Working data
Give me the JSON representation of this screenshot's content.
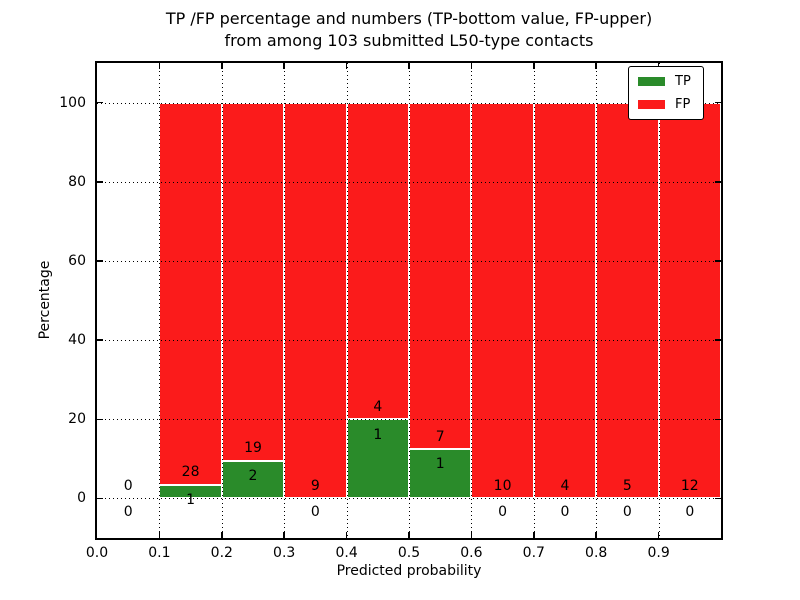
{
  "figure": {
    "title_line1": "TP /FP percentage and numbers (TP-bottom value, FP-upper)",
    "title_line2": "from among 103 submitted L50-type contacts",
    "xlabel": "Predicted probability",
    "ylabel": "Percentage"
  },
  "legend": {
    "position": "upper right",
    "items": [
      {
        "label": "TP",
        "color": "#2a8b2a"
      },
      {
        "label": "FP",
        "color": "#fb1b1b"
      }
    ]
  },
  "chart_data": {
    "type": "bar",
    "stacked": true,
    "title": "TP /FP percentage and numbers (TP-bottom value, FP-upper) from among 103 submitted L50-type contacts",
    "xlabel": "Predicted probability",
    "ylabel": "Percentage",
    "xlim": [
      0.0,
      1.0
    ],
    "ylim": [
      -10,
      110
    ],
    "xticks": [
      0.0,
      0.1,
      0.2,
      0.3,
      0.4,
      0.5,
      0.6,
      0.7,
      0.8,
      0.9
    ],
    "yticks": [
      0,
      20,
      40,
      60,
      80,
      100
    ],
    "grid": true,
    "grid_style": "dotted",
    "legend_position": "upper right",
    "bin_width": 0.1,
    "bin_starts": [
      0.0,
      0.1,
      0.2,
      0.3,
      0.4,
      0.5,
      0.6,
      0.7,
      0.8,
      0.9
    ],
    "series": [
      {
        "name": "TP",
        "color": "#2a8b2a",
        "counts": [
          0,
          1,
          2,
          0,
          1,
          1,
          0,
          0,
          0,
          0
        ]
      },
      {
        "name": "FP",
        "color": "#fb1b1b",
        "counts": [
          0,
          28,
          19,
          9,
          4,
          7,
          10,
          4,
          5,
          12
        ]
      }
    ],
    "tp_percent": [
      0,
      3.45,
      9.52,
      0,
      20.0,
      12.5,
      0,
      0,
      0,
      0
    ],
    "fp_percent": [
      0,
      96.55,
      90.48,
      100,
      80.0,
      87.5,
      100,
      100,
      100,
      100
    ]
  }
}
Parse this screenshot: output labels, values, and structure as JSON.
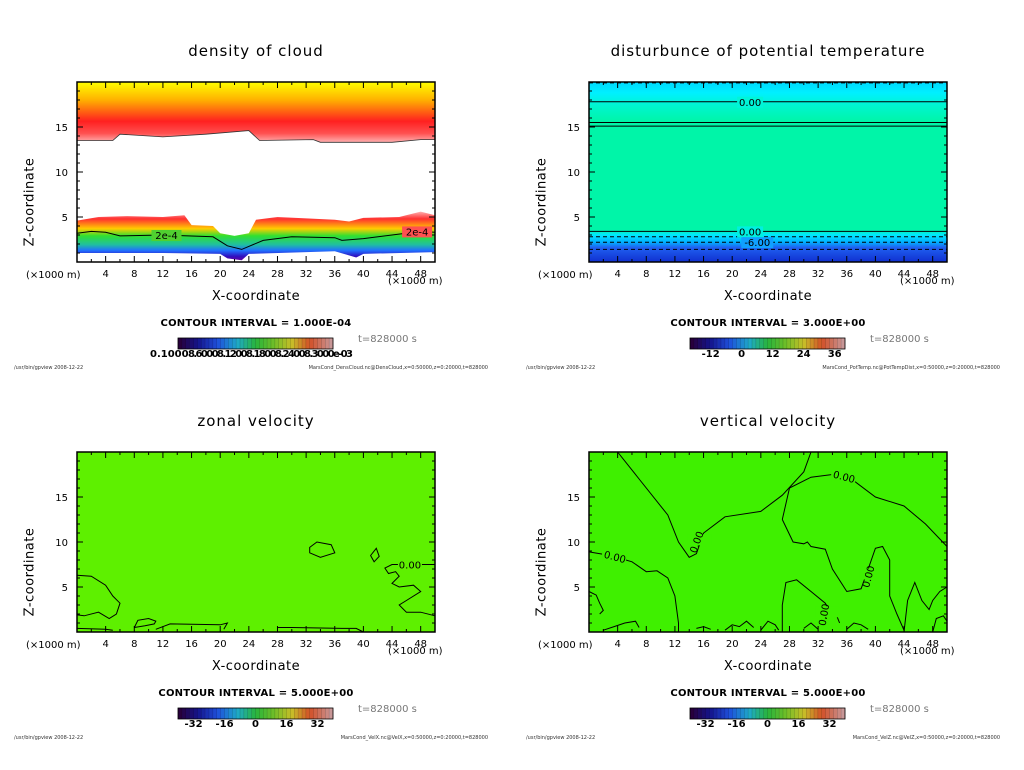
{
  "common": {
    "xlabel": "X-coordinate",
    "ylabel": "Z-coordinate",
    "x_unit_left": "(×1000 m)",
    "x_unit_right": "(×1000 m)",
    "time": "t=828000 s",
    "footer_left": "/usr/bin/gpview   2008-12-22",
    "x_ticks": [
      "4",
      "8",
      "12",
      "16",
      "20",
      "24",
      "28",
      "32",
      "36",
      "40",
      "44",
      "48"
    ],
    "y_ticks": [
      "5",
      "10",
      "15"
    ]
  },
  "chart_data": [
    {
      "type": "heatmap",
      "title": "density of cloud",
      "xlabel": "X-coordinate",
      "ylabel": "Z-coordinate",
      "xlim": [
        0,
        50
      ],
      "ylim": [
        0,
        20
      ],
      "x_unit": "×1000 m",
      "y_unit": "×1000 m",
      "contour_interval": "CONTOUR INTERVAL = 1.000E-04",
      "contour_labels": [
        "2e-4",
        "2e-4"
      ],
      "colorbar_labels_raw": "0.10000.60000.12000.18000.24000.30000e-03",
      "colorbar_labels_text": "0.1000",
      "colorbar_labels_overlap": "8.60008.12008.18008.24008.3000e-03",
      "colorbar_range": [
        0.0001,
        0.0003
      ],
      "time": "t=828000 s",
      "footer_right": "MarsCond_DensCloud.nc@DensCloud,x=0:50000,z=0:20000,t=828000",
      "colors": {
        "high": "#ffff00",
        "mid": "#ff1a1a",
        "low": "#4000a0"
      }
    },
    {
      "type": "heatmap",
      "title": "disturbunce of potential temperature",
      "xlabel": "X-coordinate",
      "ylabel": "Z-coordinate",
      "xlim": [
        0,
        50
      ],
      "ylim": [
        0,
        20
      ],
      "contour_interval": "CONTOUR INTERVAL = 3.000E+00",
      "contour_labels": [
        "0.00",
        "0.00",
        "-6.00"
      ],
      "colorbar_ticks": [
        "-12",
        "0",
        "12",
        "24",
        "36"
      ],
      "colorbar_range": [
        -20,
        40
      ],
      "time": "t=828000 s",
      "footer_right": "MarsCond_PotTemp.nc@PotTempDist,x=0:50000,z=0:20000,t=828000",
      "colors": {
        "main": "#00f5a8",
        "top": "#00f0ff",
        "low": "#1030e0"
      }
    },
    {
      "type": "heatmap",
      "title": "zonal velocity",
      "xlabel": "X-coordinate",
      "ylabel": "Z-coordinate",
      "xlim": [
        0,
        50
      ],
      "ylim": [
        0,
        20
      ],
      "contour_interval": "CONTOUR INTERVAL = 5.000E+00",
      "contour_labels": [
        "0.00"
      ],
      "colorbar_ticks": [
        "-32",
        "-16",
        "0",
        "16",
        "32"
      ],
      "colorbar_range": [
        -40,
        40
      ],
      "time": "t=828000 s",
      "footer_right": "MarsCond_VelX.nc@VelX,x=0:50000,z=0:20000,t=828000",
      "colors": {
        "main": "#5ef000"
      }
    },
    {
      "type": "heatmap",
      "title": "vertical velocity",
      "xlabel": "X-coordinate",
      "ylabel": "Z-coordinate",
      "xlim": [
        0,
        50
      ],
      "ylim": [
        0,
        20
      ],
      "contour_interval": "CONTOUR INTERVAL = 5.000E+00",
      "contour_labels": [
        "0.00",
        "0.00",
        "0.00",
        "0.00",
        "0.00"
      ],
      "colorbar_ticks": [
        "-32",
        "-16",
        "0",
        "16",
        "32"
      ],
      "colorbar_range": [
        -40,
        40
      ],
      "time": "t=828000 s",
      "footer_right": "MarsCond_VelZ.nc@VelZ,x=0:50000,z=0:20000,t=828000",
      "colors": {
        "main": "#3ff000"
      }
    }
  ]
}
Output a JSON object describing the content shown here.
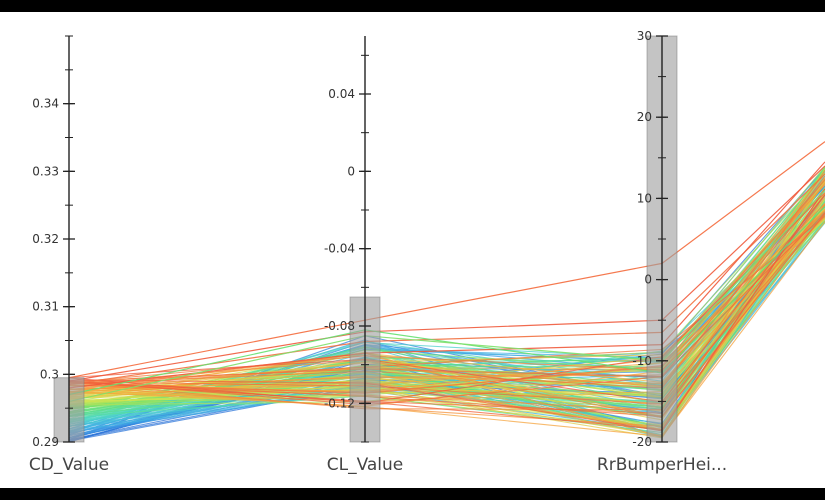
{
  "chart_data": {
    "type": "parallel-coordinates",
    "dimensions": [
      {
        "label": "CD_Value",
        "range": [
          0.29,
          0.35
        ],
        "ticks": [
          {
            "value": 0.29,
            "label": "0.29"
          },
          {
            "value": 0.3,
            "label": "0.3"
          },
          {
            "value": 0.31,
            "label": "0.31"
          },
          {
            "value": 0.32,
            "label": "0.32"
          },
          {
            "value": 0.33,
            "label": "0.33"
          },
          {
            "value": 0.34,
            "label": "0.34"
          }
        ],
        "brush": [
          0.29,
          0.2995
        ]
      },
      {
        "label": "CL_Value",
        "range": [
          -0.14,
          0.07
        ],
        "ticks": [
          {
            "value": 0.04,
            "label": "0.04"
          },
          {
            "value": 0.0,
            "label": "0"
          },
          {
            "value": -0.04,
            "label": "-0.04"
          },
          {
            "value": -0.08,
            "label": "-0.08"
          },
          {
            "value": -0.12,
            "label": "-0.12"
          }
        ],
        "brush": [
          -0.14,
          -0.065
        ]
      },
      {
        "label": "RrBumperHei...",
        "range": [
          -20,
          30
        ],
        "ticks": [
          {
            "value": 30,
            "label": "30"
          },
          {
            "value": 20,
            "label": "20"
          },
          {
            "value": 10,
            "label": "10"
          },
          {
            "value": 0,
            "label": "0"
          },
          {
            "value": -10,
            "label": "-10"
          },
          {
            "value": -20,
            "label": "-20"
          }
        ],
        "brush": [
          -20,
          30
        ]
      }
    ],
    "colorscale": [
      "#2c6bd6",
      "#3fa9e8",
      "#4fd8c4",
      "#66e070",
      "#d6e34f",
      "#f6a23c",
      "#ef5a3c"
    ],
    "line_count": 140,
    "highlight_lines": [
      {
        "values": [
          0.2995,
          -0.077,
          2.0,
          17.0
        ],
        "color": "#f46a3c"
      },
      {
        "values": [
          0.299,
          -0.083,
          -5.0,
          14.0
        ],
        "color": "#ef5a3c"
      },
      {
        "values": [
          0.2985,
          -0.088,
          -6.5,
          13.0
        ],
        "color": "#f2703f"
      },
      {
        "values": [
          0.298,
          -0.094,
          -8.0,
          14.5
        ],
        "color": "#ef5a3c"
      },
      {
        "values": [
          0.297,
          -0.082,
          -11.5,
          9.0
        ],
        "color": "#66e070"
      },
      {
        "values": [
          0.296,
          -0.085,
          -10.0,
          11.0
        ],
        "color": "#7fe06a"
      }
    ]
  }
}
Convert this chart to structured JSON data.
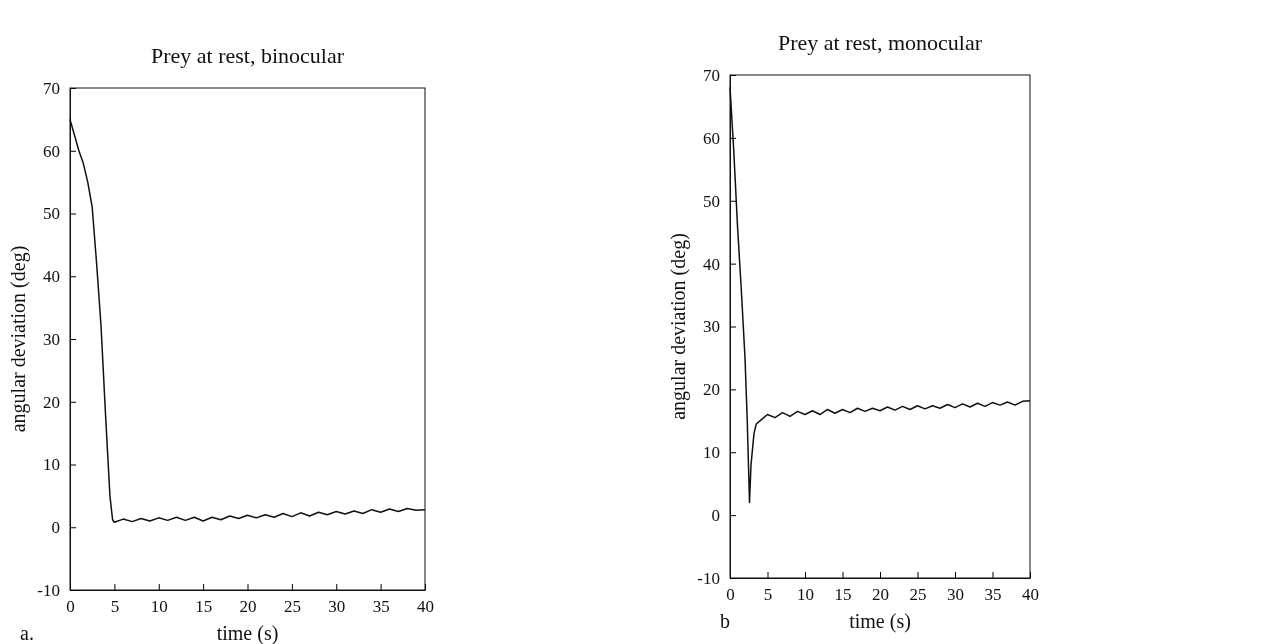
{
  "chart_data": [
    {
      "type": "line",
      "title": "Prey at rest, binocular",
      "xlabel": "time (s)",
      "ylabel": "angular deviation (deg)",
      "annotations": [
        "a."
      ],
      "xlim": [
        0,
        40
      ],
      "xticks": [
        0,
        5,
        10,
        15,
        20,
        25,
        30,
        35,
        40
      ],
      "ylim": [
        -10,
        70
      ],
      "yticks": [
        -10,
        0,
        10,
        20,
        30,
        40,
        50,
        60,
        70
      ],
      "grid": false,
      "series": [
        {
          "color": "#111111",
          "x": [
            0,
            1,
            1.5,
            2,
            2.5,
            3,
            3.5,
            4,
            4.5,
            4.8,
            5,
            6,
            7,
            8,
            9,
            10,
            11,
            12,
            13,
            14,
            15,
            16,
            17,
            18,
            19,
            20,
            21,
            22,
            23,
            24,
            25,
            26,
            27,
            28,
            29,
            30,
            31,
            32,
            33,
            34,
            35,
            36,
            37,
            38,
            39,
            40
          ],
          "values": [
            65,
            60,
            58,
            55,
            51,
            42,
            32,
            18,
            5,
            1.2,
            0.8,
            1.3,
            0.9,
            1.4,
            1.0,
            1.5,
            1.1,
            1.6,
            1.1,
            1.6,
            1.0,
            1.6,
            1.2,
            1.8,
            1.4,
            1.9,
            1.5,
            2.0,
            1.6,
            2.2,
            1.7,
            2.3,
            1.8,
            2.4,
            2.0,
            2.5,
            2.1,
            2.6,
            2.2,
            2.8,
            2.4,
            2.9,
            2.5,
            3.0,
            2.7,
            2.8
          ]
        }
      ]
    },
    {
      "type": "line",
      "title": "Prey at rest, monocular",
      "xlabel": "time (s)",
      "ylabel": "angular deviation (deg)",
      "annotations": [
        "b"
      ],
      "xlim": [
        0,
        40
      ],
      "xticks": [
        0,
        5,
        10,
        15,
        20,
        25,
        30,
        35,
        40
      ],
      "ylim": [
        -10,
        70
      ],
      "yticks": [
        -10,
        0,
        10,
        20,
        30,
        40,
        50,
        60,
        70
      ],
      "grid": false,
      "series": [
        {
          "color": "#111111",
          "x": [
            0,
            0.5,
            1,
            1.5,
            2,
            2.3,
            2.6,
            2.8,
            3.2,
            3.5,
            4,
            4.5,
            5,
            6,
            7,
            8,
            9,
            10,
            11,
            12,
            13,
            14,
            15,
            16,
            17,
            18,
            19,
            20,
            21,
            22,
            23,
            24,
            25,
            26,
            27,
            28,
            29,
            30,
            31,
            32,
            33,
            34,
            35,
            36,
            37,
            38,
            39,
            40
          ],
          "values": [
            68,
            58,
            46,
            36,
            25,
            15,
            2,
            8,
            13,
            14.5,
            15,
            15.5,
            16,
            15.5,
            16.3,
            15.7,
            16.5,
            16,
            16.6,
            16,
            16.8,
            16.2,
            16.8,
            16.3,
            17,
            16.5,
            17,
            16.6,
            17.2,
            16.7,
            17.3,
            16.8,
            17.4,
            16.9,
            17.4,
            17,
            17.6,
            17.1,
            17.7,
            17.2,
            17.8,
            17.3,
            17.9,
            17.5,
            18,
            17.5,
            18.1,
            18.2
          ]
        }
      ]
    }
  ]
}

What is asked
Search the lines above for the string "bottom", then show every one that has it.

Output
    "title_line1": "TP /FP percentage and numbers (TP-bottom value, FP-upper)",
    "title": "TP /FP percentage and numbers (TP-bottom value, FP-upper) from among 103 submitted L50-type contacts",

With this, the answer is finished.